-- GIVEN RECORDS follows --
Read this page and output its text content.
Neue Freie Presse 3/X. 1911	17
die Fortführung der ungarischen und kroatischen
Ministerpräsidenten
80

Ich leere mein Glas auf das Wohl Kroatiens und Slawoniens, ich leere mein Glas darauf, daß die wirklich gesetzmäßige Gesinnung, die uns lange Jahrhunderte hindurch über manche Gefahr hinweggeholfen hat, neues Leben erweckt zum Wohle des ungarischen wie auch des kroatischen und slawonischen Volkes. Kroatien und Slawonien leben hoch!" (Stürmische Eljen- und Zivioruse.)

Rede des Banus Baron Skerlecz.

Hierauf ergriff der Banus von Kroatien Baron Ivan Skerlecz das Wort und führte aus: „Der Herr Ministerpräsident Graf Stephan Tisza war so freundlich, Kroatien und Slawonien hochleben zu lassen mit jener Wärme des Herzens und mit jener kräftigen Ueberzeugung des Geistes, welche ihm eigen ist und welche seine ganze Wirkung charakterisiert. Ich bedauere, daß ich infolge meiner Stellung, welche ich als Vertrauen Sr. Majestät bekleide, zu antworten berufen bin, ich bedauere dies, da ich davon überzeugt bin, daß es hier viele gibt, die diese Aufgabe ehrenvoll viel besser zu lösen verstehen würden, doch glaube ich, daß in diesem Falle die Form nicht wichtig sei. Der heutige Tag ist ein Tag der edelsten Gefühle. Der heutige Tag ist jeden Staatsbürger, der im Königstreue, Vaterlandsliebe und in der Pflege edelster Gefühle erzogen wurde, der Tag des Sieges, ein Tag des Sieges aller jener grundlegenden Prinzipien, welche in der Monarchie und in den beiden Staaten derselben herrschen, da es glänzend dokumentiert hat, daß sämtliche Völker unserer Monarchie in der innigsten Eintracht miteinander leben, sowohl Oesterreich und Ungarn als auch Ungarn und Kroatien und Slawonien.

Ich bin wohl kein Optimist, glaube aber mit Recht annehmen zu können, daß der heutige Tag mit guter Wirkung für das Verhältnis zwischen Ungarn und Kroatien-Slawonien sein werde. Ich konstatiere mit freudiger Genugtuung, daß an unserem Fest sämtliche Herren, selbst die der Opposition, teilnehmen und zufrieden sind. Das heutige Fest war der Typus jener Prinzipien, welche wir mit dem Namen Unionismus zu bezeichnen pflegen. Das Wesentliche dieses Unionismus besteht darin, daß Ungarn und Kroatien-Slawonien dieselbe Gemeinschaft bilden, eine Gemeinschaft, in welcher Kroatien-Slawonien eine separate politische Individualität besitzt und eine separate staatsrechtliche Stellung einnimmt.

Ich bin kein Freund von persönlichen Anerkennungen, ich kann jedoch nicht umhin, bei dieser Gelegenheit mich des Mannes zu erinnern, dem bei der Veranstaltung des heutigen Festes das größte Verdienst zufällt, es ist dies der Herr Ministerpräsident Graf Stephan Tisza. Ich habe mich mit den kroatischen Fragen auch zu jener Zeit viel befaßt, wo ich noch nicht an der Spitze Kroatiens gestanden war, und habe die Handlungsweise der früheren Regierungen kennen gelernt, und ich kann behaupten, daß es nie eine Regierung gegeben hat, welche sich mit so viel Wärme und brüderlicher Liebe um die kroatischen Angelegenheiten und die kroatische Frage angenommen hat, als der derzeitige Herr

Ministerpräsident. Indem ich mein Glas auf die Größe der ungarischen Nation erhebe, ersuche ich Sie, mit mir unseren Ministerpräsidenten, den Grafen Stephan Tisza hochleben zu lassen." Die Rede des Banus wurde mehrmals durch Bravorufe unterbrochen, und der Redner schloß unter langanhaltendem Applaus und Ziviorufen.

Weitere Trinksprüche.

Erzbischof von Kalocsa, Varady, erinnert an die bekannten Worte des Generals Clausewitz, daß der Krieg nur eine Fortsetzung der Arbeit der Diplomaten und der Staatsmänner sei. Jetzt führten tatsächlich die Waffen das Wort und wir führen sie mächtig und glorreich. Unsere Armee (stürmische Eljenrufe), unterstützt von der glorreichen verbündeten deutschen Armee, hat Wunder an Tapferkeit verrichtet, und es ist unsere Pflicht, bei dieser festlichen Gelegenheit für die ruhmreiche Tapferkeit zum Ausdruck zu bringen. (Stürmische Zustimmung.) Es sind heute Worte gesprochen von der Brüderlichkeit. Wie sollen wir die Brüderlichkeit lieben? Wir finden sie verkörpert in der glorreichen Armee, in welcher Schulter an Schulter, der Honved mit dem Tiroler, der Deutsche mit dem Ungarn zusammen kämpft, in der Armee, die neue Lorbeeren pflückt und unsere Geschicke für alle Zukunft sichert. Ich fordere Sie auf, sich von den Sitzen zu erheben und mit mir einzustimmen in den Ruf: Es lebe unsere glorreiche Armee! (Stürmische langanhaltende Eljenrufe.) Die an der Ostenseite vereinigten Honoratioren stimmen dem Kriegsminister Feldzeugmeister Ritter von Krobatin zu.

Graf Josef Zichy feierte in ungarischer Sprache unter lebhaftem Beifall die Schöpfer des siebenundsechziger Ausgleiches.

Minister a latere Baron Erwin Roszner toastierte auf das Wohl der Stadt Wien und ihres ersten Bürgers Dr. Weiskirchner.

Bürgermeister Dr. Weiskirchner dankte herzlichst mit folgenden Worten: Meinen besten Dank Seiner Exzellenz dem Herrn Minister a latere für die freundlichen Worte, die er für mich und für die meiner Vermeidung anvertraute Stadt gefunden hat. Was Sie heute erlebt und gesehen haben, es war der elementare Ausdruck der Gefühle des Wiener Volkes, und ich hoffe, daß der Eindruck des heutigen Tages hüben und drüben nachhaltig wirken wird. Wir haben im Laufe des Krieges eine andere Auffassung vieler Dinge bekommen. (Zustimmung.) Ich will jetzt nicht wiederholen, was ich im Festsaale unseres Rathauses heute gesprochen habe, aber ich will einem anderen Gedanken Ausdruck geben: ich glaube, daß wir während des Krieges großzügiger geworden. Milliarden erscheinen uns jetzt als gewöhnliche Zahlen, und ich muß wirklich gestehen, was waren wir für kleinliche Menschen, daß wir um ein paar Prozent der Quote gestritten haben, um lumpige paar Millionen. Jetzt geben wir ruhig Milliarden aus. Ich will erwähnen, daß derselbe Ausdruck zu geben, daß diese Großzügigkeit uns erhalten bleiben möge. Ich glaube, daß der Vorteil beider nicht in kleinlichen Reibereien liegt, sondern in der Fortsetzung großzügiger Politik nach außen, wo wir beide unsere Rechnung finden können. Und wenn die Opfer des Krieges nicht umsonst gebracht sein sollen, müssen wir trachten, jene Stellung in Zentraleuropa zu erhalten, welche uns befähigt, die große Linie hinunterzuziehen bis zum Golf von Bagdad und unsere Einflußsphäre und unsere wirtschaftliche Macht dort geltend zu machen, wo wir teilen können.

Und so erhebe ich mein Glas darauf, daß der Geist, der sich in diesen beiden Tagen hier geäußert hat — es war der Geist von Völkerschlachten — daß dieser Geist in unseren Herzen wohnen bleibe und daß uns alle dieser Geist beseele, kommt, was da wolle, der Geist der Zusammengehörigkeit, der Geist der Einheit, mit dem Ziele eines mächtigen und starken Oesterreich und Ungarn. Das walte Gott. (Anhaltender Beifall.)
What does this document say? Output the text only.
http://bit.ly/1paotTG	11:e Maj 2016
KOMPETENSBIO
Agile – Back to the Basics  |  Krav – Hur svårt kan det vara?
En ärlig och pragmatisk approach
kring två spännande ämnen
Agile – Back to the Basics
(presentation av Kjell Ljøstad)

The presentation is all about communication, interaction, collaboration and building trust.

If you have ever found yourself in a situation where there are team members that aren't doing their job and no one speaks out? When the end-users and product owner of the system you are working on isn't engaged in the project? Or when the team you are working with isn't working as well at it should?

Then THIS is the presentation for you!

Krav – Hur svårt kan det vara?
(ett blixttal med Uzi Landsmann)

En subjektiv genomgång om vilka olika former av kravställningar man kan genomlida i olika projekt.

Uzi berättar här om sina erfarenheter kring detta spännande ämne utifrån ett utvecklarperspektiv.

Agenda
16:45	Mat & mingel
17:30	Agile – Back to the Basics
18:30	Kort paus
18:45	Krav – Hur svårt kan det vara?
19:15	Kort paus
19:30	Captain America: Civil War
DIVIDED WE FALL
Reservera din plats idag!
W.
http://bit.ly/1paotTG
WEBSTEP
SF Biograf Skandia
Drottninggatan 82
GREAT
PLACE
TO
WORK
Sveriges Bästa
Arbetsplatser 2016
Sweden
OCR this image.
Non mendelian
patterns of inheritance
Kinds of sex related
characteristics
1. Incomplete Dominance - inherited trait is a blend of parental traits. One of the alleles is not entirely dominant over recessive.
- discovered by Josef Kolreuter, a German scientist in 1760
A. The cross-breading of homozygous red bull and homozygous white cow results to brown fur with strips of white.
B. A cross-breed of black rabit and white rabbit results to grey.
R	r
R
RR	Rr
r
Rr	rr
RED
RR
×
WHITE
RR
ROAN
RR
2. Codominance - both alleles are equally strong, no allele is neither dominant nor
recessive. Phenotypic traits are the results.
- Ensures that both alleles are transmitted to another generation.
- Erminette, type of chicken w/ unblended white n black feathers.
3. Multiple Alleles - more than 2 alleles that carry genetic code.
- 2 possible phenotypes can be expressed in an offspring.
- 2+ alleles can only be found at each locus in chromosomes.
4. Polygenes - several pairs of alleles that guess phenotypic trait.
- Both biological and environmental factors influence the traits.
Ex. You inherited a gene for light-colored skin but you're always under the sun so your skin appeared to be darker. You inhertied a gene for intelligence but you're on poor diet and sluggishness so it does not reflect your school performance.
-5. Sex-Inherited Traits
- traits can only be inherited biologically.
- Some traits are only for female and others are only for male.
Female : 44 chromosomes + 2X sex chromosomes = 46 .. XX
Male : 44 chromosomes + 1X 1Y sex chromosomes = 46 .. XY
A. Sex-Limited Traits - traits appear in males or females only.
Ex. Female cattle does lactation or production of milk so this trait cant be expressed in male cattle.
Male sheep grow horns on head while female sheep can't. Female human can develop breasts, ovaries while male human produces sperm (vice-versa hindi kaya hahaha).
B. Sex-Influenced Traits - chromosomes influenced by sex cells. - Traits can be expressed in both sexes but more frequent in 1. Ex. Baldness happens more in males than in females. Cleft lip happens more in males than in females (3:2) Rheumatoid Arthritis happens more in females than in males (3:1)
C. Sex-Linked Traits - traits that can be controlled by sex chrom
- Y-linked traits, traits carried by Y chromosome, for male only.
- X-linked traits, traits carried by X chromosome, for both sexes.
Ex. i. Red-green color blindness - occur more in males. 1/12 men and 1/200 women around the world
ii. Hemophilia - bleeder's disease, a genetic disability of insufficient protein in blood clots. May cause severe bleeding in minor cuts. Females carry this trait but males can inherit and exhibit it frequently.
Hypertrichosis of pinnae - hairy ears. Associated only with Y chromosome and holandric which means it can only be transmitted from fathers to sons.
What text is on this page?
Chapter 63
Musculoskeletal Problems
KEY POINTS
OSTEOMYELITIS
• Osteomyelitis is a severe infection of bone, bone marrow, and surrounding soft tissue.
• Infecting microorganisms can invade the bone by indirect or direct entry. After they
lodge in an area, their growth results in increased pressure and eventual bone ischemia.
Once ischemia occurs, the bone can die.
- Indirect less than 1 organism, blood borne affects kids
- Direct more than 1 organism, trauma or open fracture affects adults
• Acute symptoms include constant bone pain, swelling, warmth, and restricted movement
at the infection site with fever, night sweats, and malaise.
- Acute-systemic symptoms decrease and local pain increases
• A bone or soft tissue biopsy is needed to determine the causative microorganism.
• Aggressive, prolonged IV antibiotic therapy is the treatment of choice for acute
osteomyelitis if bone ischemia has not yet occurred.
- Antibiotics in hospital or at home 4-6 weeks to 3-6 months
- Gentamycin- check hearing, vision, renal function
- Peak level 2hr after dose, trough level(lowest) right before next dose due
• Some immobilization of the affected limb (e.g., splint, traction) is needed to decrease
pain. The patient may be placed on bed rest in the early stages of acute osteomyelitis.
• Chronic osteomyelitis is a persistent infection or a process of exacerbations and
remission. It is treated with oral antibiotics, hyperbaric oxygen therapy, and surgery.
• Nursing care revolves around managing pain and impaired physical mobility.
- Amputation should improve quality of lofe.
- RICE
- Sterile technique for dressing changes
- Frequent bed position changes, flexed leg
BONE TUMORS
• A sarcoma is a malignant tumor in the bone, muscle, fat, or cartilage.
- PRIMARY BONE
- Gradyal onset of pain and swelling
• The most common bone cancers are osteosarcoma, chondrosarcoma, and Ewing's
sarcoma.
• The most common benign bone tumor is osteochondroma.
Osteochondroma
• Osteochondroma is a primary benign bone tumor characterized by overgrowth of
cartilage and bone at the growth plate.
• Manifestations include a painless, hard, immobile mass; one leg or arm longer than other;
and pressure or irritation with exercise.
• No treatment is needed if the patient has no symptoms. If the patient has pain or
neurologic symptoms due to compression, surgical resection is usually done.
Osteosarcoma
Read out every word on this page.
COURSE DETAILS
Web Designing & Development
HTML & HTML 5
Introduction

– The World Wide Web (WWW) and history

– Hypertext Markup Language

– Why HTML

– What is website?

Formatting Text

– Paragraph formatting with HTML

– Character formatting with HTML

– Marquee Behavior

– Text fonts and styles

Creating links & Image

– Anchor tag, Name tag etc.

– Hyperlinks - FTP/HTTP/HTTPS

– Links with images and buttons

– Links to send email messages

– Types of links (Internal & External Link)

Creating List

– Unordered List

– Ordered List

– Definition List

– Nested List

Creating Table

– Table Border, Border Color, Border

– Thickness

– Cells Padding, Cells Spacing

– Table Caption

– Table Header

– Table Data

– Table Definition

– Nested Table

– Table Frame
-- GIVEN RECORDS concluded --
→ TASK TO COMPLETE
Reproduce exactly the line containing "Read out every word on this page." and every line after it through the end of the records above, and nothing else.

→ EXERCISE OUTPUT
Read out every word on this page.
COURSE DETAILS
Web Designing & Development
HTML & HTML 5
Introduction

– The World Wide Web (WWW) and history

– Hypertext Markup Language

– Why HTML

– What is website?

Formatting Text

– Paragraph formatting with HTML

– Character formatting with HTML

– Marquee Behavior

– Text fonts and styles

Creating links & Image

– Anchor tag, Name tag etc.

– Hyperlinks - FTP/HTTP/HTTPS

– Links with images and buttons

– Links to send email messages

– Types of links (Internal & External Link)

Creating List

– Unordered List

– Ordered List

– Definition List

– Nested List

Creating Table

– Table Border, Border Color, Border

– Thickness

– Cells Padding, Cells Spacing

– Table Caption

– Table Header

– Table Data

– Table Definition

– Nested Table

– Table Frame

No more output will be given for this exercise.